> Required task: Repeat each record below exactly, dropping the pictures.

[Figure content listings]
^^^^^^^^
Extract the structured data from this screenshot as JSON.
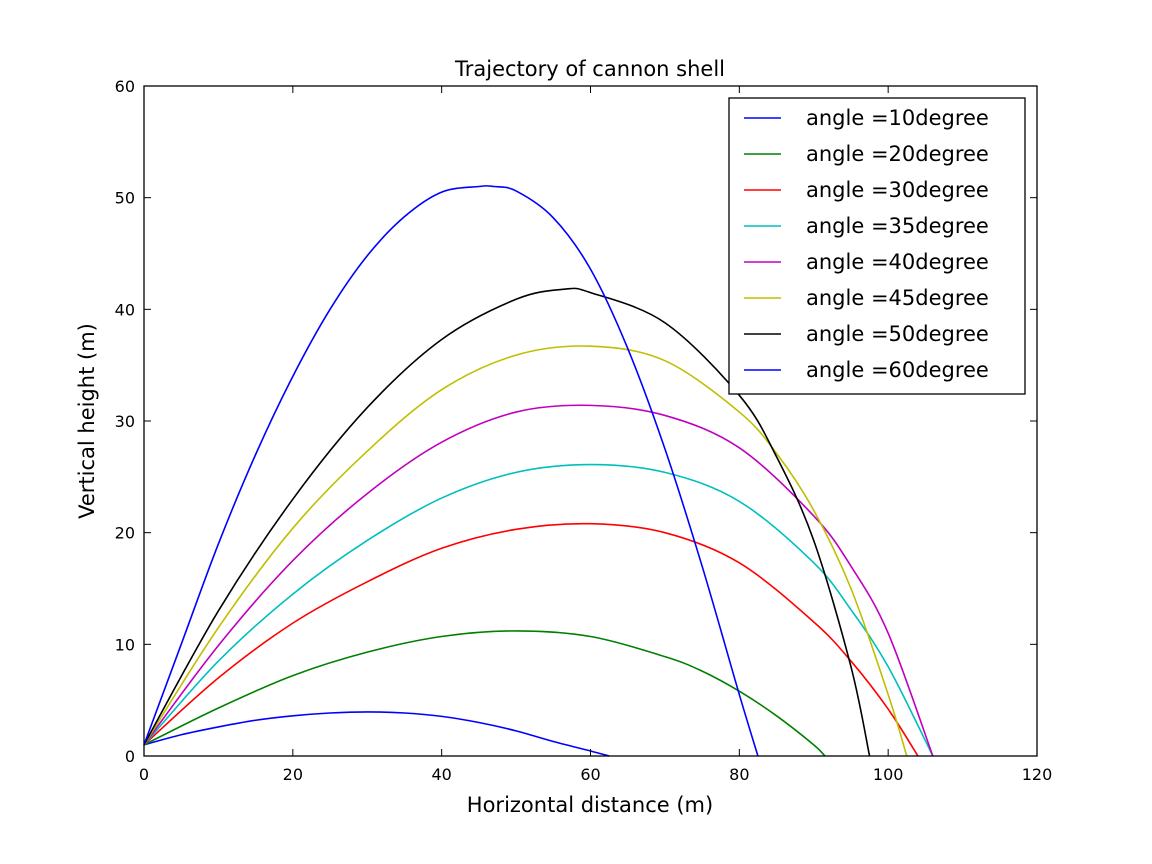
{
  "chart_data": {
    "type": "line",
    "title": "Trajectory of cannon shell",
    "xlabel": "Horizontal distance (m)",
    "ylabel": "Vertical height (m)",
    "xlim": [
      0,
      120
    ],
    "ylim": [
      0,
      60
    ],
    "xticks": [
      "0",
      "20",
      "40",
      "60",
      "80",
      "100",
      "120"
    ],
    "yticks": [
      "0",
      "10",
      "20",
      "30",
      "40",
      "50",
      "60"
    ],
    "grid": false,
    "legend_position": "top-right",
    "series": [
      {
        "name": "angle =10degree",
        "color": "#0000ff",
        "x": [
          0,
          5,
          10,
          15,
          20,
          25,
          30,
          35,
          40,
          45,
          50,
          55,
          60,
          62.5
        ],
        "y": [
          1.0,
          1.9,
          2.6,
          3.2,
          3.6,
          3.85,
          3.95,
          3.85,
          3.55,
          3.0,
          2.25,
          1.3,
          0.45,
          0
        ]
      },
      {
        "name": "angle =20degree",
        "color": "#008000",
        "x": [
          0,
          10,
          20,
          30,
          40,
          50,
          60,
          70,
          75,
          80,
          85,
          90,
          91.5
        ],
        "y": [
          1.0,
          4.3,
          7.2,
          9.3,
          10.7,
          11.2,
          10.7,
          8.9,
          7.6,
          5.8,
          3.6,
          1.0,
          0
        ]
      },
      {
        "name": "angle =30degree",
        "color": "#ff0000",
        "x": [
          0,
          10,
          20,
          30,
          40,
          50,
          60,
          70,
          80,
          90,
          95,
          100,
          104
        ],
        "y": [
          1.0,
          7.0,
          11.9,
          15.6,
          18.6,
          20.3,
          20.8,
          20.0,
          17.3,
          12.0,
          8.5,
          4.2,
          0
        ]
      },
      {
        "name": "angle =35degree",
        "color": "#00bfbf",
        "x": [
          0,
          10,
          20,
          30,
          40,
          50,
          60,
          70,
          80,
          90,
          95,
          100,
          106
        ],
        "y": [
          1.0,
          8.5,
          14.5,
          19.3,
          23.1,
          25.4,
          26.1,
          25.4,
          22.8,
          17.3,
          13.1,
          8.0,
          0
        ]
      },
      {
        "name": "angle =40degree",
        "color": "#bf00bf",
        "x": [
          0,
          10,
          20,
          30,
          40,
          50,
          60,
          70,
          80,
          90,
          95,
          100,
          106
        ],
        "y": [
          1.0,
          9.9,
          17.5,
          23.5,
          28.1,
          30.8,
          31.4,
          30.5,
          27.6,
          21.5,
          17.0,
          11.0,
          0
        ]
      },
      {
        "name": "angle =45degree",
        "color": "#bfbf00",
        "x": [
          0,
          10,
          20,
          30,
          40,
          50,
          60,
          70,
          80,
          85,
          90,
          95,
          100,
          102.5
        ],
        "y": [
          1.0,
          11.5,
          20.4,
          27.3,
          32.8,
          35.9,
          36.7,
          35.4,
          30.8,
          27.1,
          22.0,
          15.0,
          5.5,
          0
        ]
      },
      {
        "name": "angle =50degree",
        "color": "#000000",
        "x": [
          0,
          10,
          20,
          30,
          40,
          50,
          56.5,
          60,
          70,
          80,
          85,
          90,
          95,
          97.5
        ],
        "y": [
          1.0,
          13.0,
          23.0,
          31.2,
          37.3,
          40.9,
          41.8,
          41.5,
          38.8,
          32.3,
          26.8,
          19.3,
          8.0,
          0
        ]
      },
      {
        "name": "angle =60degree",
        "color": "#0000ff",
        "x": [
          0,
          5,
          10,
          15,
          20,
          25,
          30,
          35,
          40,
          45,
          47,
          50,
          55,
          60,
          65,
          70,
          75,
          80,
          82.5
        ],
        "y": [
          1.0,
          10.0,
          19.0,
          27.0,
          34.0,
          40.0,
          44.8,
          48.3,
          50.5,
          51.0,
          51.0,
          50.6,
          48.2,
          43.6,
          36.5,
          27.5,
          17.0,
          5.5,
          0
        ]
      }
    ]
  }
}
^^^^^^^^
> Answer below:
Extract the structured data from this screenshot as JSON.
{
  "chart_data": {
    "type": "line",
    "title": "Trajectory of cannon shell",
    "xlabel": "Horizontal distance (m)",
    "ylabel": "Vertical height (m)",
    "xlim": [
      0,
      120
    ],
    "ylim": [
      0,
      60
    ],
    "xticks": [
      "0",
      "20",
      "40",
      "60",
      "80",
      "100",
      "120"
    ],
    "yticks": [
      "0",
      "10",
      "20",
      "30",
      "40",
      "50",
      "60"
    ],
    "grid": false,
    "legend_position": "top-right",
    "series": [
      {
        "name": "angle =10degree",
        "color": "#0000ff",
        "x": [
          0,
          5,
          10,
          15,
          20,
          25,
          30,
          35,
          40,
          45,
          50,
          55,
          60,
          62.5
        ],
        "y": [
          1.0,
          1.9,
          2.6,
          3.2,
          3.6,
          3.85,
          3.95,
          3.85,
          3.55,
          3.0,
          2.25,
          1.3,
          0.45,
          0
        ]
      },
      {
        "name": "angle =20degree",
        "color": "#008000",
        "x": [
          0,
          10,
          20,
          30,
          40,
          50,
          60,
          70,
          75,
          80,
          85,
          90,
          91.5
        ],
        "y": [
          1.0,
          4.3,
          7.2,
          9.3,
          10.7,
          11.2,
          10.7,
          8.9,
          7.6,
          5.8,
          3.6,
          1.0,
          0
        ]
      },
      {
        "name": "angle =30degree",
        "color": "#ff0000",
        "x": [
          0,
          10,
          20,
          30,
          40,
          50,
          60,
          70,
          80,
          90,
          95,
          100,
          104
        ],
        "y": [
          1.0,
          7.0,
          11.9,
          15.6,
          18.6,
          20.3,
          20.8,
          20.0,
          17.3,
          12.0,
          8.5,
          4.2,
          0
        ]
      },
      {
        "name": "angle =35degree",
        "color": "#00bfbf",
        "x": [
          0,
          10,
          20,
          30,
          40,
          50,
          60,
          70,
          80,
          90,
          95,
          100,
          106
        ],
        "y": [
          1.0,
          8.5,
          14.5,
          19.3,
          23.1,
          25.4,
          26.1,
          25.4,
          22.8,
          17.3,
          13.1,
          8.0,
          0
        ]
      },
      {
        "name": "angle =40degree",
        "color": "#bf00bf",
        "x": [
          0,
          10,
          20,
          30,
          40,
          50,
          60,
          70,
          80,
          90,
          95,
          100,
          106
        ],
        "y": [
          1.0,
          9.9,
          17.5,
          23.5,
          28.1,
          30.8,
          31.4,
          30.5,
          27.6,
          21.5,
          17.0,
          11.0,
          0
        ]
      },
      {
        "name": "angle =45degree",
        "color": "#bfbf00",
        "x": [
          0,
          10,
          20,
          30,
          40,
          50,
          60,
          70,
          80,
          85,
          90,
          95,
          100,
          102.5
        ],
        "y": [
          1.0,
          11.5,
          20.4,
          27.3,
          32.8,
          35.9,
          36.7,
          35.4,
          30.8,
          27.1,
          22.0,
          15.0,
          5.5,
          0
        ]
      },
      {
        "name": "angle =50degree",
        "color": "#000000",
        "x": [
          0,
          10,
          20,
          30,
          40,
          50,
          56.5,
          60,
          70,
          80,
          85,
          90,
          95,
          97.5
        ],
        "y": [
          1.0,
          13.0,
          23.0,
          31.2,
          37.3,
          40.9,
          41.8,
          41.5,
          38.8,
          32.3,
          26.8,
          19.3,
          8.0,
          0
        ]
      },
      {
        "name": "angle =60degree",
        "color": "#0000ff",
        "x": [
          0,
          5,
          10,
          15,
          20,
          25,
          30,
          35,
          40,
          45,
          47,
          50,
          55,
          60,
          65,
          70,
          75,
          80,
          82.5
        ],
        "y": [
          1.0,
          10.0,
          19.0,
          27.0,
          34.0,
          40.0,
          44.8,
          48.3,
          50.5,
          51.0,
          51.0,
          50.6,
          48.2,
          43.6,
          36.5,
          27.5,
          17.0,
          5.5,
          0
        ]
      }
    ]
  }
}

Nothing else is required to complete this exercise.